══ Extracted entries ══

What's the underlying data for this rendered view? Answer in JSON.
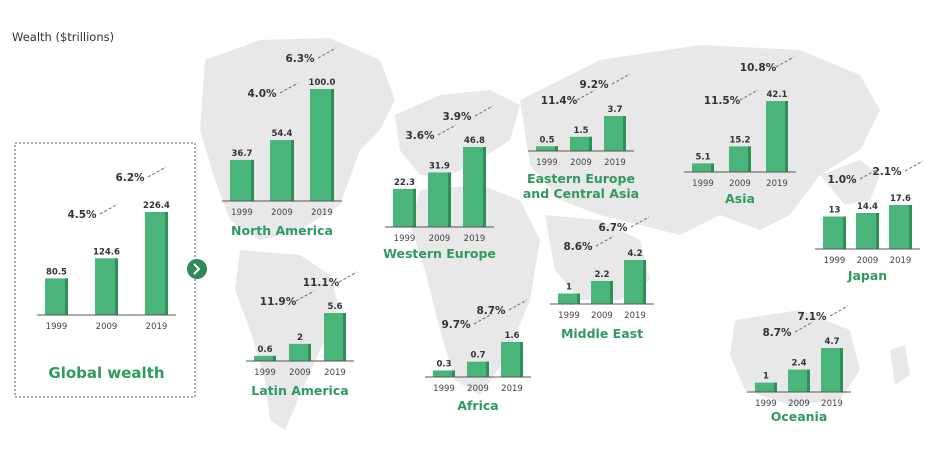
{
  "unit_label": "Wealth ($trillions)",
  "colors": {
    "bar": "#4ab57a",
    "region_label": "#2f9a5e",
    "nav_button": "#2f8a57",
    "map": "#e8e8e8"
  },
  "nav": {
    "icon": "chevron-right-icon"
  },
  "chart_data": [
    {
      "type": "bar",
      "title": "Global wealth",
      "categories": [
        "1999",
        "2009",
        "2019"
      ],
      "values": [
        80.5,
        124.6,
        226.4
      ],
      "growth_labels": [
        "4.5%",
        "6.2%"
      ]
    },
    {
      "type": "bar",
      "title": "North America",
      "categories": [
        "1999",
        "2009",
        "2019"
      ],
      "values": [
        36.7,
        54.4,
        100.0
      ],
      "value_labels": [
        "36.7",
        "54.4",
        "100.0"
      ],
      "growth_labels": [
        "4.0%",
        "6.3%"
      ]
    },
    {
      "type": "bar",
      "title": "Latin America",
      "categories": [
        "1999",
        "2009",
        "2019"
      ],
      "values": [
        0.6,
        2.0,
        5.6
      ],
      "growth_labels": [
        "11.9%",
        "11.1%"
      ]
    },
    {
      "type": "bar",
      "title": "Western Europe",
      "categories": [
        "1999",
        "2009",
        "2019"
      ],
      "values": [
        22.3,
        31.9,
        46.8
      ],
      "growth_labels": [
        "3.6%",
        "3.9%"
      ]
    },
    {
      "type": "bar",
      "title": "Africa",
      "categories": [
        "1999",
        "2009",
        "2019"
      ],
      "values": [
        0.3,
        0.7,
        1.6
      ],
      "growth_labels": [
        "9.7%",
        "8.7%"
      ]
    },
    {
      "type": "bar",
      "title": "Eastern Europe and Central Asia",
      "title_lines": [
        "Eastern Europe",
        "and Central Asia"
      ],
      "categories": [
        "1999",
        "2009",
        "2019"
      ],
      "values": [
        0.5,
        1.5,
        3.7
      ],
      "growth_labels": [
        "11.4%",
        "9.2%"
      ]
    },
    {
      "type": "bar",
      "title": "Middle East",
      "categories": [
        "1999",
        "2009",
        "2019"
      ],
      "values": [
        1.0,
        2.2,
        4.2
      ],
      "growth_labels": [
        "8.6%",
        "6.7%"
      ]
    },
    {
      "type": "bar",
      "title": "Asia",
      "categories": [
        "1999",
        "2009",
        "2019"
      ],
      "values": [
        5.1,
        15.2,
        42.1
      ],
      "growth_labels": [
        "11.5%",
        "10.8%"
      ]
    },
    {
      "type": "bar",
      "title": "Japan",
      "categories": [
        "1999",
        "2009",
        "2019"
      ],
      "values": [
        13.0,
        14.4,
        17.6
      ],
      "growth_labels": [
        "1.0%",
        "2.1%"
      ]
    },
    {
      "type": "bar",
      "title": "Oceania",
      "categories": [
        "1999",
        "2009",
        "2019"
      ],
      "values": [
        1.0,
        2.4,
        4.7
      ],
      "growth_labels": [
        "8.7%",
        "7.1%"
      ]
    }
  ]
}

═══

**Exercise goal**
Report the number of lines in the listing that include the string "Central"; give nothing but the number.

**Written response**
2